Data records ->
....

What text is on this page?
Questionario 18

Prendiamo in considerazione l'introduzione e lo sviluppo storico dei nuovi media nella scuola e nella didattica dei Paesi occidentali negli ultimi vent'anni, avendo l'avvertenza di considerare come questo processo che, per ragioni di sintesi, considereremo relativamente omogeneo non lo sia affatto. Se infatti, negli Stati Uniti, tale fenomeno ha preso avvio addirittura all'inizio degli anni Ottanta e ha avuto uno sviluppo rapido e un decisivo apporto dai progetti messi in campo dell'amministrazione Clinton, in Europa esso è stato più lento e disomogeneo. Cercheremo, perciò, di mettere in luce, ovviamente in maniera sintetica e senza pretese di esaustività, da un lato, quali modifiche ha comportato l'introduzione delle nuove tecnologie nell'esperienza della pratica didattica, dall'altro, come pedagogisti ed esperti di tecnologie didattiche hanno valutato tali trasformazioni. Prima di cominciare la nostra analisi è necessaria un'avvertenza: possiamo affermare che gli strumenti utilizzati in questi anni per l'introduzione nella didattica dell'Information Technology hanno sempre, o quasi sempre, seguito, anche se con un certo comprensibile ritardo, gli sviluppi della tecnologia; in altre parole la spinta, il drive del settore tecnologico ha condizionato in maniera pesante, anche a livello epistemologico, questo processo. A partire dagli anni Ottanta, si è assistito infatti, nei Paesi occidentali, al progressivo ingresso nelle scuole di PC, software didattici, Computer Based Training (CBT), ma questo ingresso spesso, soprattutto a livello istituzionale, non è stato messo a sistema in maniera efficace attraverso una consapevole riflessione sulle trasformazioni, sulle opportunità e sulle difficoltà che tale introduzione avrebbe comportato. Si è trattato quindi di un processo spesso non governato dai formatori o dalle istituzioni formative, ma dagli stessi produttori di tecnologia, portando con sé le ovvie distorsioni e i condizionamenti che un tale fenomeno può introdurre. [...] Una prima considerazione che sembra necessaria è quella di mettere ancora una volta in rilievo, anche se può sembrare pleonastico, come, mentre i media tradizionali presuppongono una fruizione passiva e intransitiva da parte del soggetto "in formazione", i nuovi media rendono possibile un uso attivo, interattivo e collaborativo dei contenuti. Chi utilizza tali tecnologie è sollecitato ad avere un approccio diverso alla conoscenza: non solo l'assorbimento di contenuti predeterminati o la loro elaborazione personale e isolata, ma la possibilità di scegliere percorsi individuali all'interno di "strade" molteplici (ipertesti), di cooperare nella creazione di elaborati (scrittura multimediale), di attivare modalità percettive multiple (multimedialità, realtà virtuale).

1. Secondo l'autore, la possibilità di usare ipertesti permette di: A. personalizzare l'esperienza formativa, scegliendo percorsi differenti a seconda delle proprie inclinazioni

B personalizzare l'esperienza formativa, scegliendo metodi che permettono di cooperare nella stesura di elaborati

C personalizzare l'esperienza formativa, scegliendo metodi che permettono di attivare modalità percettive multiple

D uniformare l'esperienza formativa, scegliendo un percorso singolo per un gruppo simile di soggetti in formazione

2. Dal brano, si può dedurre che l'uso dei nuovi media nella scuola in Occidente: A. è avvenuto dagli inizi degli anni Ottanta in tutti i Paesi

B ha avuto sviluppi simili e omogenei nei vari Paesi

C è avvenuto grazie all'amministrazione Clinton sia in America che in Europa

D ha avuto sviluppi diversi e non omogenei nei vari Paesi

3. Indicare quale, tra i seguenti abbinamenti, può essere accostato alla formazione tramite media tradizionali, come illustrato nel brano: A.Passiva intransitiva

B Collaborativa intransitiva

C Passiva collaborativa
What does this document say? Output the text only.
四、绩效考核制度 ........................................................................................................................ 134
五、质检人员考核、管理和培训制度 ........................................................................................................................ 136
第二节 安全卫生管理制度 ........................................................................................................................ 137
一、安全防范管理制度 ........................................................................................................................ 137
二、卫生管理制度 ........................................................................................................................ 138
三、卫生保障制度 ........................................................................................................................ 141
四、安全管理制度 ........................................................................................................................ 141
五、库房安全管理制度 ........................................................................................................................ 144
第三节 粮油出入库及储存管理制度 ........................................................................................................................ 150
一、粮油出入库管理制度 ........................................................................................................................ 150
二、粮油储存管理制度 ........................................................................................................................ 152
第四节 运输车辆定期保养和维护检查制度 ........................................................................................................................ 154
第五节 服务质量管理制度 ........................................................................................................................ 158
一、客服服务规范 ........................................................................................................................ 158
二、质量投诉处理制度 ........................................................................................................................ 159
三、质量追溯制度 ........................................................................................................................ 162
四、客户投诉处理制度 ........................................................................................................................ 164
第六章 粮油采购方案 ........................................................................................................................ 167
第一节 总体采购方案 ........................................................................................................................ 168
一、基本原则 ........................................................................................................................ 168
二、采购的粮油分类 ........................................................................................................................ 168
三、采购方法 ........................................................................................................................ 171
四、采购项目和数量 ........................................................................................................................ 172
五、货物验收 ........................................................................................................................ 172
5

....

Go back to the listing above and please repeat it exactly.

What text is on this page?
Questionario 18

Prendiamo in considerazione l'introduzione e lo sviluppo storico dei nuovi media nella scuola e nella didattica dei Paesi occidentali negli ultimi vent'anni, avendo l'avvertenza di considerare come questo processo che, per ragioni di sintesi, considereremo relativamente omogeneo non lo sia affatto. Se infatti, negli Stati Uniti, tale fenomeno ha preso avvio addirittura all'inizio degli anni Ottanta e ha avuto uno sviluppo rapido e un decisivo apporto dai progetti messi in campo dell'amministrazione Clinton, in Europa esso è stato più lento e disomogeneo. Cercheremo, perciò, di mettere in luce, ovviamente in maniera sintetica e senza pretese di esaustività, da un lato, quali modifiche ha comportato l'introduzione delle nuove tecnologie nell'esperienza della pratica didattica, dall'altro, come pedagogisti ed esperti di tecnologie didattiche hanno valutato tali trasformazioni. Prima di cominciare la nostra analisi è necessaria un'avvertenza: possiamo affermare che gli strumenti utilizzati in questi anni per l'introduzione nella didattica dell'Information Technology hanno sempre, o quasi sempre, seguito, anche se con un certo comprensibile ritardo, gli sviluppi della tecnologia; in altre parole la spinta, il drive del settore tecnologico ha condizionato in maniera pesante, anche a livello epistemologico, questo processo. A partire dagli anni Ottanta, si è assistito infatti, nei Paesi occidentali, al progressivo ingresso nelle scuole di PC, software didattici, Computer Based Training (CBT), ma questo ingresso spesso, soprattutto a livello istituzionale, non è stato messo a sistema in maniera efficace attraverso una consapevole riflessione sulle trasformazioni, sulle opportunità e sulle difficoltà che tale introduzione avrebbe comportato. Si è trattato quindi di un processo spesso non governato dai formatori o dalle istituzioni formative, ma dagli stessi produttori di tecnologia, portando con sé le ovvie distorsioni e i condizionamenti che un tale fenomeno può introdurre. [...] Una prima considerazione che sembra necessaria è quella di mettere ancora una volta in rilievo, anche se può sembrare pleonastico, come, mentre i media tradizionali presuppongono una fruizione passiva e intransitiva da parte del soggetto "in formazione", i nuovi media rendono possibile un uso attivo, interattivo e collaborativo dei contenuti. Chi utilizza tali tecnologie è sollecitato ad avere un approccio diverso alla conoscenza: non solo l'assorbimento di contenuti predeterminati o la loro elaborazione personale e isolata, ma la possibilità di scegliere percorsi individuali all'interno di "strade" molteplici (ipertesti), di cooperare nella creazione di elaborati (scrittura multimediale), di attivare modalità percettive multiple (multimedialità, realtà virtuale).

1. Secondo l'autore, la possibilità di usare ipertesti permette di: A. personalizzare l'esperienza formativa, scegliendo percorsi differenti a seconda delle proprie inclinazioni

B personalizzare l'esperienza formativa, scegliendo metodi che permettono di cooperare nella stesura di elaborati

C personalizzare l'esperienza formativa, scegliendo metodi che permettono di attivare modalità percettive multiple

D uniformare l'esperienza formativa, scegliendo un percorso singolo per un gruppo simile di soggetti in formazione

2. Dal brano, si può dedurre che l'uso dei nuovi media nella scuola in Occidente: A. è avvenuto dagli inizi degli anni Ottanta in tutti i Paesi

B ha avuto sviluppi simili e omogenei nei vari Paesi

C è avvenuto grazie all'amministrazione Clinton sia in America che in Europa

D ha avuto sviluppi diversi e non omogenei nei vari Paesi

3. Indicare quale, tra i seguenti abbinamenti, può essere accostato alla formazione tramite media tradizionali, come illustrato nel brano: A.Passiva intransitiva

B Collaborativa intransitiva

C Passiva collaborativa
What does this document say? Output the text only.
四、绩效考核制度 ........................................................................................................................ 134
五、质检人员考核、管理和培训制度 ........................................................................................................................ 136
第二节 安全卫生管理制度 ........................................................................................................................ 137
一、安全防范管理制度 ........................................................................................................................ 137
二、卫生管理制度 ........................................................................................................................ 138
三、卫生保障制度 ........................................................................................................................ 141
四、安全管理制度 ........................................................................................................................ 141
五、库房安全管理制度 ........................................................................................................................ 144
第三节 粮油出入库及储存管理制度 ........................................................................................................................ 150
一、粮油出入库管理制度 ........................................................................................................................ 150
二、粮油储存管理制度 ........................................................................................................................ 152
第四节 运输车辆定期保养和维护检查制度 ........................................................................................................................ 154
第五节 服务质量管理制度 ........................................................................................................................ 158
一、客服服务规范 ........................................................................................................................ 158
二、质量投诉处理制度 ........................................................................................................................ 159
三、质量追溯制度 ........................................................................................................................ 162
四、客户投诉处理制度 ........................................................................................................................ 164
第六章 粮油采购方案 ........................................................................................................................ 167
第一节 总体采购方案 ........................................................................................................................ 168
一、基本原则 ........................................................................................................................ 168
二、采购的粮油分类 ........................................................................................................................ 168
三、采购方法 ........................................................................................................................ 171
四、采购项目和数量 ........................................................................................................................ 172
五、货物验收 ........................................................................................................................ 172
5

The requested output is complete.